• **WHAT YOU HAVE TO DO**:
Keep the pictures out of the copy and print all the entries below exactly.
-- Start of EXERCISE MATERIAL --
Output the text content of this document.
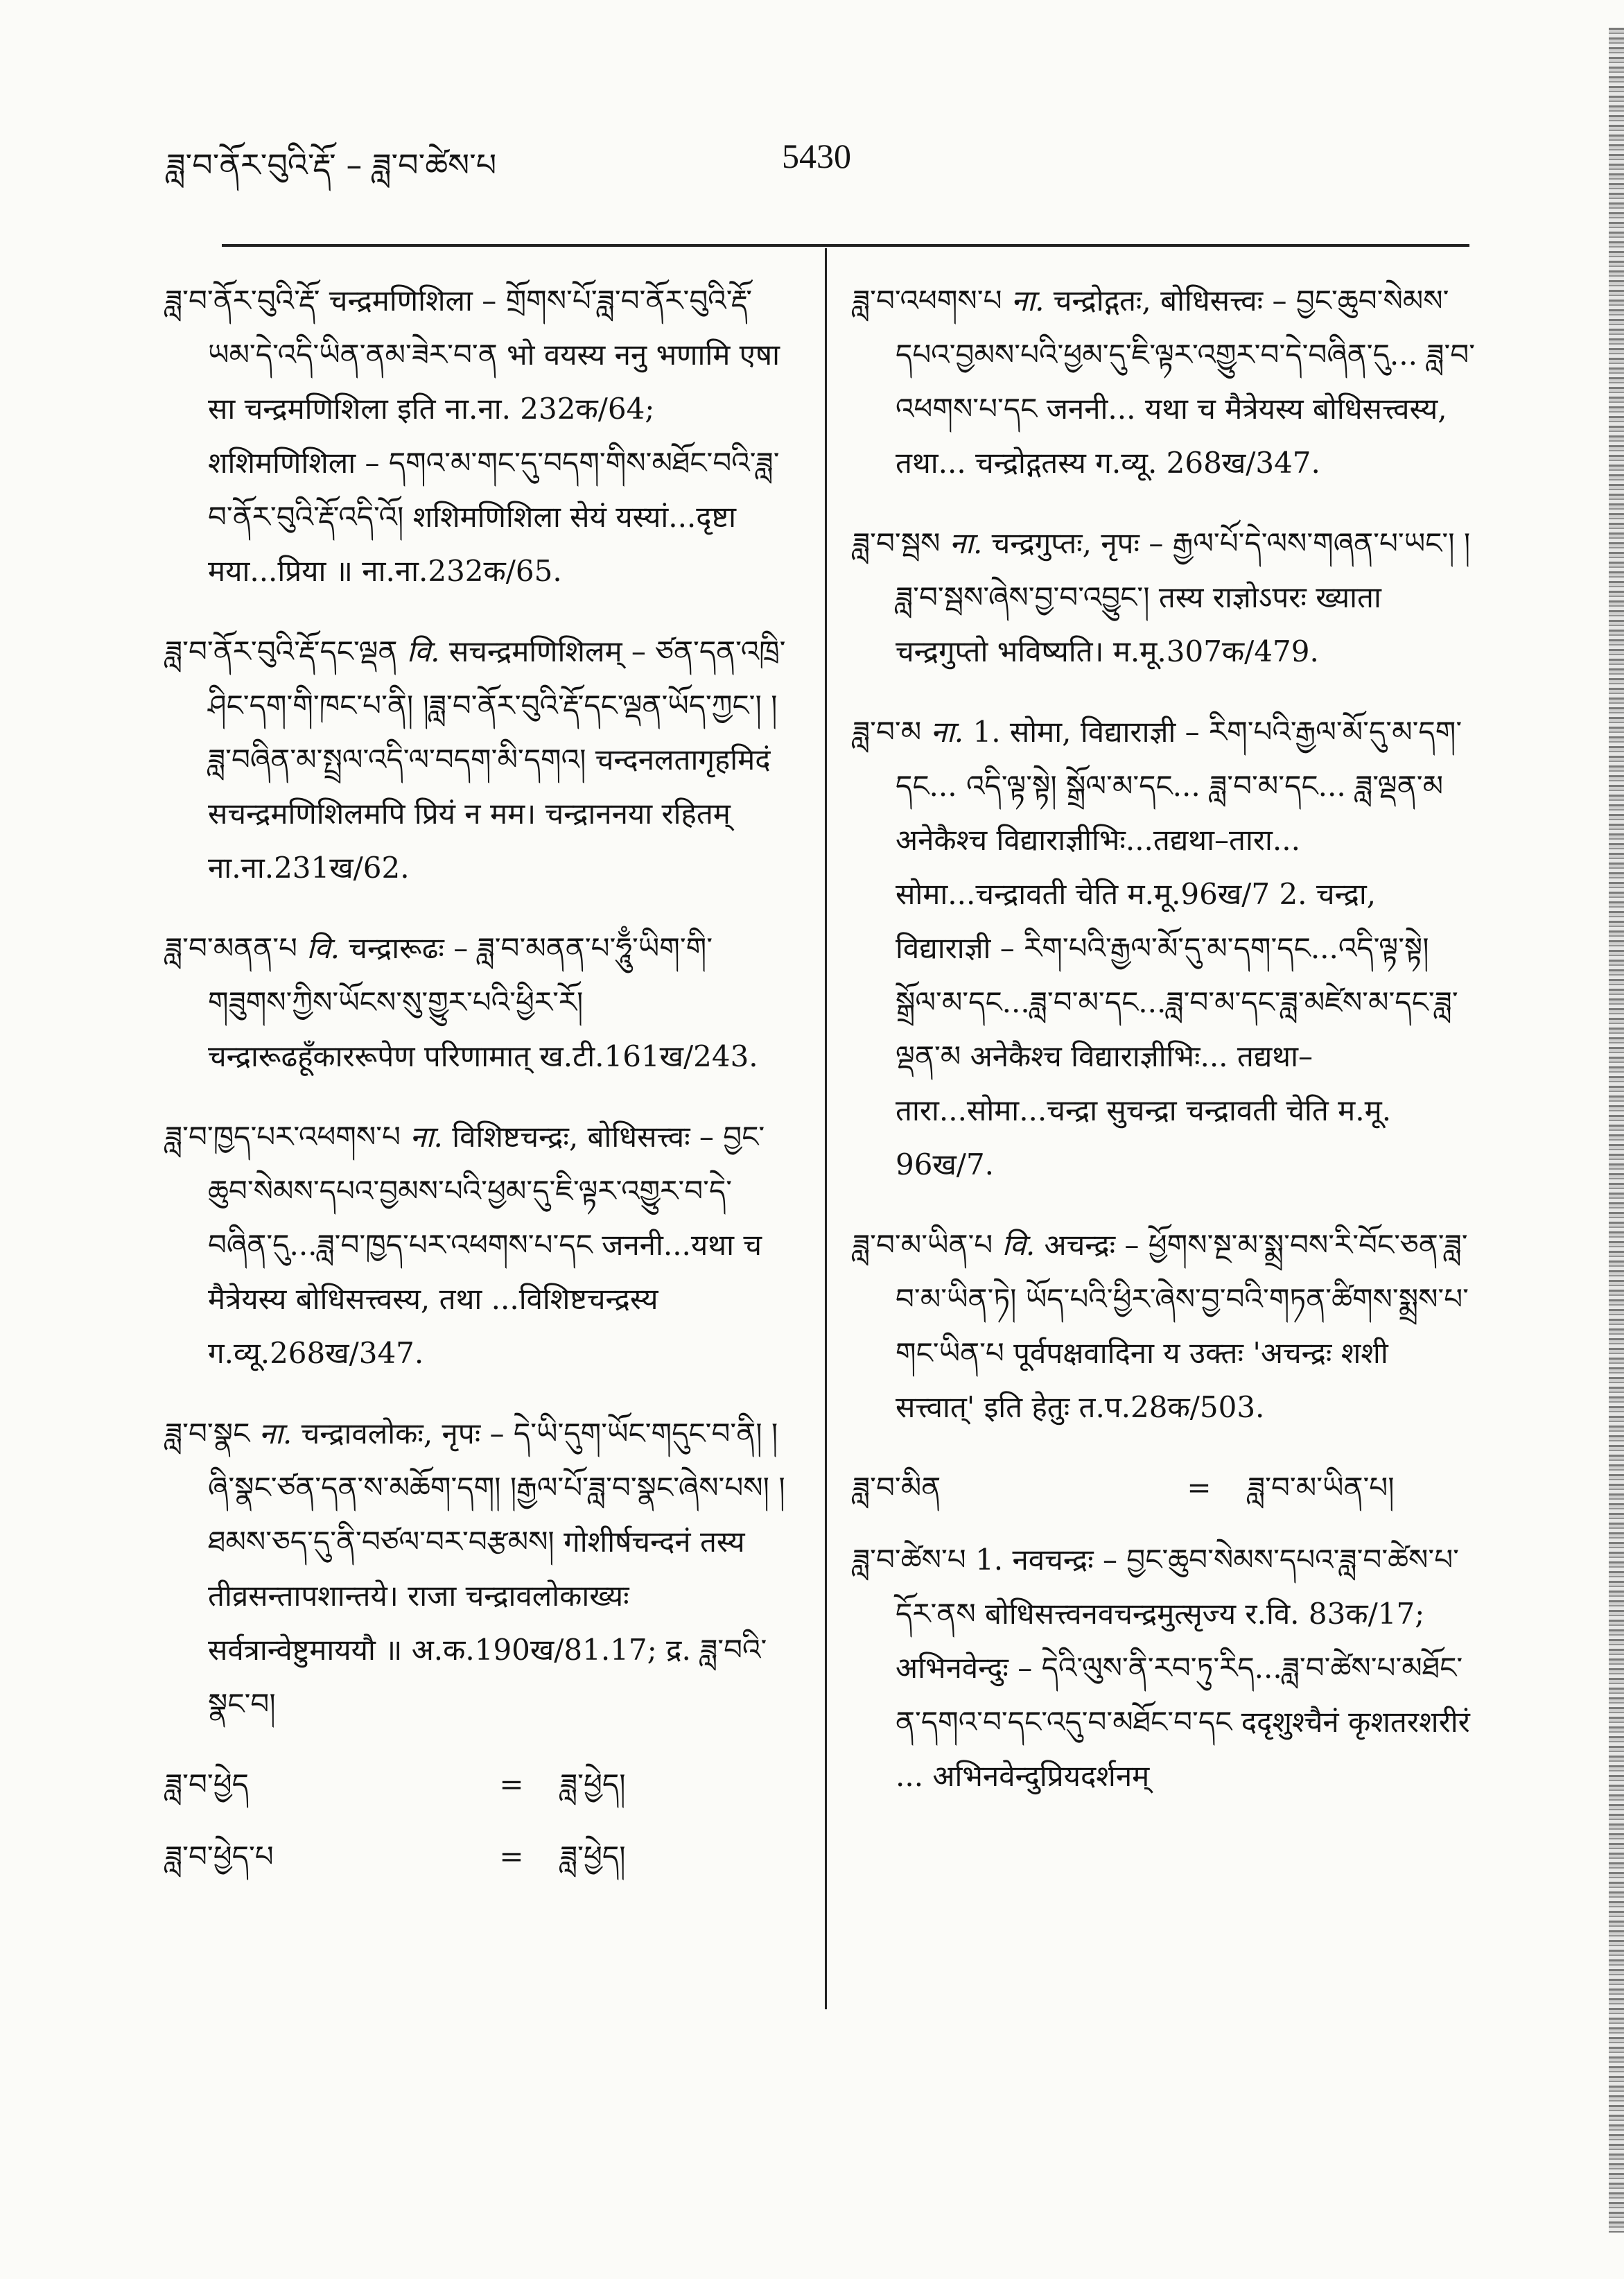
ཟླ་བ་ནོར་བུའི་རྡོ་ – ཟླ་བ་ཚེས་པ	5430
ཟླ་བ་ནོར་བུའི་རྡོ་ चन्द्रमणिशिला – གྲོགས་པོ་ཟླ་བ་ནོར་བུའི་རྡོ་ཡམ་དེ་འདི་ཡིན་ནམ་ཟེར་བ་ན भो वयस्य ननु भणामि एषा सा चन्द्रमणिशिला इति ना.ना. 232क/64; शशिमणिशिला – དགའ་མ་གང་དུ་བདག་གིས་མཐོང་བའི་ཟླ་བ་ནོར་བུའི་རྡོ་འདི་འོ། शशिमणिशिला सेयं यस्यां...दृष्टा मया...प्रिया ॥ ना.ना.232क/65.
ཟླ་བ་ནོར་བུའི་རྡོ་དང་ལྡན वि. सचन्द्रमणिशिलम् – ཙན་དན་འཁྲི་ཤིང་དག་གི་ཁང་པ་ནི། །ཟླ་བ་ནོར་བུའི་རྡོ་དང་ལྡན་ཡོད་ཀྱང་། །ཟླ་བཞིན་མ་སྤྲལ་འདི་ལ་བདག་མི་དགའ། चन्दनलतागृहमिदं सचन्द्रमणिशिलमपि प्रियं न मम। चन्द्राननया रहितम् ना.ना.231ख/62.
ཟླ་བ་མནན་པ वि. चन्द्रारूढः – ཟླ་བ་མནན་པ་ཧཱུྃ་ཡིག་གི་གཟུགས་ཀྱིས་ཡོངས་སུ་གྱུར་པའི་ཕྱིར་རོ། चन्द्रारूढहूँकाररूपेण परिणामात् ख.टी.161ख/243.
ཟླ་བ་ཁྱད་པར་འཕགས་པ ना. विशिष्टचन्द्रः, बोधिसत्त्वः – བྱང་ཆུབ་སེམས་དཔའ་བྱམས་པའི་ཕྱམ་དུ་ཇི་ལྟར་འགྱུར་བ་དེ་བཞིན་དུ...ཟླ་བ་ཁྱད་པར་འཕགས་པ་དང जननी...यथा च मैत्रेयस्य बोधिसत्त्वस्य, तथा ...विशिष्टचन्द्रस्य ग.व्यू.268ख/347.
ཟླ་བ་སྣང ना. चन्द्रावलोकः, नृपः – དེ་ཡི་དུག་ཡོང་གདུང་བ་ནི། །ཞི་སྣང་ཙན་དན་ས་མཆོག་དག། །རྒྱལ་པོ་ཟླ་བ་སྣང་ཞེས་པས། །ཐམས་ཅད་དུ་ནི་བཙལ་བར་བརྩམས། गोशीर्षचन्दनं तस्य तीव्रसन्तापशान्तये। राजा चन्द्रावलोकाख्यः सर्वत्रान्वेष्टुमाययौ ॥ अ.क.190ख/81.17; द्र. ཟླ་བའི་སྣང་བ།
ཟླ་བ་ཕྱེད	=	ཟླ་ཕྱེད།
ཟླ་བ་ཕྱེད་པ	=	ཟླ་ཕྱེད།
ཟླ་བ་འཕགས་པ ना. चन्द्रोद्गतः, बोधिसत्त्वः – བྱང་ཆུབ་སེམས་དཔའ་བྱམས་པའི་ཕྱམ་དུ་ཇི་ལྟར་འགྱུར་བ་དེ་བཞིན་དུ... ཟླ་བ་འཕགས་པ་དང जननी... यथा च मैत्रेयस्य बोधिसत्त्वस्य, तथा... चन्द्रोद्गतस्य ग.व्यू. 268ख/347.
ཟླ་བ་སྦས ना. चन्द्रगुप्तः, नृपः – རྒྱལ་པོ་དེ་ལས་གཞན་པ་ཡང་། །ཟླ་བ་སྦས་ཞེས་བྱ་བ་འབྱུང་། तस्य राज्ञोऽपरः ख्याता चन्द्रगुप्तो भविष्यति। म.मू.307क/479.
ཟླ་བ་མ ना. 1. सोमा, विद्याराज्ञी – རིག་པའི་རྒྱལ་མོ་དུ་མ་དག་དང... འདི་ལྟ་སྟེ། སྒྲོལ་མ་དང... ཟླ་བ་མ་དང... ཟླ་ལྡན་མ अनेकैश्च विद्याराज्ञीभिः...तद्यथा–तारा... सोमा...चन्द्रावती चेति म.मू.96ख/7 2. चन्द्रा, विद्याराज्ञी – རིག་པའི་རྒྱལ་མོ་དུ་མ་དག་དང...འདི་ལྟ་སྟེ། སྒྲོལ་མ་དང...ཟླ་བ་མ་དང...ཟླ་བ་མ་དང་ཟླ་མཛེས་མ་དང་ཟླ་ལྡན་མ अनेकैश्च विद्याराज्ञीभिः... तद्यथा–तारा...सोमा...चन्द्रा सुचन्द्रा चन्द्रावती चेति म.मू. 96ख/7.
ཟླ་བ་མ་ཡིན་པ वि. अचन्द्रः – ཕྱོགས་སྔ་མ་སྨྲ་བས་རི་བོང་ཅན་ཟླ་བ་མ་ཡིན་ཏེ། ཡོད་པའི་ཕྱིར་ཞེས་བྱ་བའི་གཏན་ཚིགས་སྨྲས་པ་གང་ཡིན་པ पूर्वपक्षवादिना य उक्तः 'अचन्द्रः शशी सत्त्वात्' इति हेतुः त.प.28क/503.
ཟླ་བ་མིན	=	ཟླ་བ་མ་ཡིན་པ།
ཟླ་བ་ཚེས་པ 1. नवचन्द्रः – བྱང་ཆུབ་སེམས་དཔའ་ཟླ་བ་ཚེས་པ་དོར་ནས बोधिसत्त्वनवचन्द्रमुत्सृज्य र.वि. 83क/17; अभिनवेन्दुः – དེའི་ལུས་ནི་རབ་ཏུ་རིད...ཟླ་བ་ཚེས་པ་མཐོང་ན་དགའ་བ་དང་འདུ་བ་མཐོང་བ་དང ददृशुश्चैनं कृशतरशरीरं ... अभिनवेन्दुप्रियदर्शनम्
-- End of EXERCISE MATERIAL --
• **EXERCISE OUTPUT**:
Output the text content of this document.
ཟླ་བ་ནོར་བུའི་རྡོ་ – ཟླ་བ་ཚེས་པ	5430
ཟླ་བ་ནོར་བུའི་རྡོ་ चन्द्रमणिशिला – གྲོགས་པོ་ཟླ་བ་ནོར་བུའི་རྡོ་ཡམ་དེ་འདི་ཡིན་ནམ་ཟེར་བ་ན भो वयस्य ननु भणामि एषा सा चन्द्रमणिशिला इति ना.ना. 232क/64; शशिमणिशिला – དགའ་མ་གང་དུ་བདག་གིས་མཐོང་བའི་ཟླ་བ་ནོར་བུའི་རྡོ་འདི་འོ། शशिमणिशिला सेयं यस्यां...दृष्टा मया...प्रिया ॥ ना.ना.232क/65.
ཟླ་བ་ནོར་བུའི་རྡོ་དང་ལྡན वि. सचन्द्रमणिशिलम् – ཙན་དན་འཁྲི་ཤིང་དག་གི་ཁང་པ་ནི། །ཟླ་བ་ནོར་བུའི་རྡོ་དང་ལྡན་ཡོད་ཀྱང་། །ཟླ་བཞིན་མ་སྤྲལ་འདི་ལ་བདག་མི་དགའ། चन्दनलतागृहमिदं सचन्द्रमणिशिलमपि प्रियं न मम। चन्द्राननया रहितम् ना.ना.231ख/62.
ཟླ་བ་མནན་པ वि. चन्द्रारूढः – ཟླ་བ་མནན་པ་ཧཱུྃ་ཡིག་གི་གཟུགས་ཀྱིས་ཡོངས་སུ་གྱུར་པའི་ཕྱིར་རོ། चन्द्रारूढहूँकाररूपेण परिणामात् ख.टी.161ख/243.
ཟླ་བ་ཁྱད་པར་འཕགས་པ ना. विशिष्टचन्द्रः, बोधिसत्त्वः – བྱང་ཆུབ་སེམས་དཔའ་བྱམས་པའི་ཕྱམ་དུ་ཇི་ལྟར་འགྱུར་བ་དེ་བཞིན་དུ...ཟླ་བ་ཁྱད་པར་འཕགས་པ་དང जननी...यथा च मैत्रेयस्य बोधिसत्त्वस्य, तथा ...विशिष्टचन्द्रस्य ग.व्यू.268ख/347.
ཟླ་བ་སྣང ना. चन्द्रावलोकः, नृपः – དེ་ཡི་དུག་ཡོང་གདུང་བ་ནི། །ཞི་སྣང་ཙན་དན་ས་མཆོག་དག། །རྒྱལ་པོ་ཟླ་བ་སྣང་ཞེས་པས། །ཐམས་ཅད་དུ་ནི་བཙལ་བར་བརྩམས། गोशीर्षचन्दनं तस्य तीव्रसन्तापशान्तये। राजा चन्द्रावलोकाख्यः सर्वत्रान्वेष्टुमाययौ ॥ अ.क.190ख/81.17; द्र. ཟླ་བའི་སྣང་བ།
ཟླ་བ་ཕྱེད	=	ཟླ་ཕྱེད།
ཟླ་བ་ཕྱེད་པ	=	ཟླ་ཕྱེད།
ཟླ་བ་འཕགས་པ ना. चन्द्रोद्गतः, बोधिसत्त्वः – བྱང་ཆུབ་སེམས་དཔའ་བྱམས་པའི་ཕྱམ་དུ་ཇི་ལྟར་འགྱུར་བ་དེ་བཞིན་དུ... ཟླ་བ་འཕགས་པ་དང जननी... यथा च मैत्रेयस्य बोधिसत्त्वस्य, तथा... चन्द्रोद्गतस्य ग.व्यू. 268ख/347.
ཟླ་བ་སྦས ना. चन्द्रगुप्तः, नृपः – རྒྱལ་པོ་དེ་ལས་གཞན་པ་ཡང་། །ཟླ་བ་སྦས་ཞེས་བྱ་བ་འབྱུང་། तस्य राज्ञोऽपरः ख्याता चन्द्रगुप्तो भविष्यति। म.मू.307क/479.
ཟླ་བ་མ ना. 1. सोमा, विद्याराज्ञी – རིག་པའི་རྒྱལ་མོ་དུ་མ་དག་དང... འདི་ལྟ་སྟེ། སྒྲོལ་མ་དང... ཟླ་བ་མ་དང... ཟླ་ལྡན་མ अनेकैश्च विद्याराज्ञीभिः...तद्यथा–तारा... सोमा...चन्द्रावती चेति म.मू.96ख/7 2. चन्द्रा, विद्याराज्ञी – རིག་པའི་རྒྱལ་མོ་དུ་མ་དག་དང...འདི་ལྟ་སྟེ། སྒྲོལ་མ་དང...ཟླ་བ་མ་དང...ཟླ་བ་མ་དང་ཟླ་མཛེས་མ་དང་ཟླ་ལྡན་མ अनेकैश्च विद्याराज्ञीभिः... तद्यथा–तारा...सोमा...चन्द्रा सुचन्द्रा चन्द्रावती चेति म.मू. 96ख/7.
ཟླ་བ་མ་ཡིན་པ वि. अचन्द्रः – ཕྱོགས་སྔ་མ་སྨྲ་བས་རི་བོང་ཅན་ཟླ་བ་མ་ཡིན་ཏེ། ཡོད་པའི་ཕྱིར་ཞེས་བྱ་བའི་གཏན་ཚིགས་སྨྲས་པ་གང་ཡིན་པ पूर्वपक्षवादिना य उक्तः 'अचन्द्रः शशी सत्त्वात्' इति हेतुः त.प.28क/503.
ཟླ་བ་མིན	=	ཟླ་བ་མ་ཡིན་པ།
ཟླ་བ་ཚེས་པ 1. नवचन्द्रः – བྱང་ཆུབ་སེམས་དཔའ་ཟླ་བ་ཚེས་པ་དོར་ནས बोधिसत्त्वनवचन्द्रमुत्सृज्य र.वि. 83क/17; अभिनवेन्दुः – དེའི་ལུས་ནི་རབ་ཏུ་རིད...ཟླ་བ་ཚེས་པ་མཐོང་ན་དགའ་བ་དང་འདུ་བ་མཐོང་བ་དང ददृशुश्चैनं कृशतरशरीरं ... अभिनवेन्दुप्रियदर्शनम्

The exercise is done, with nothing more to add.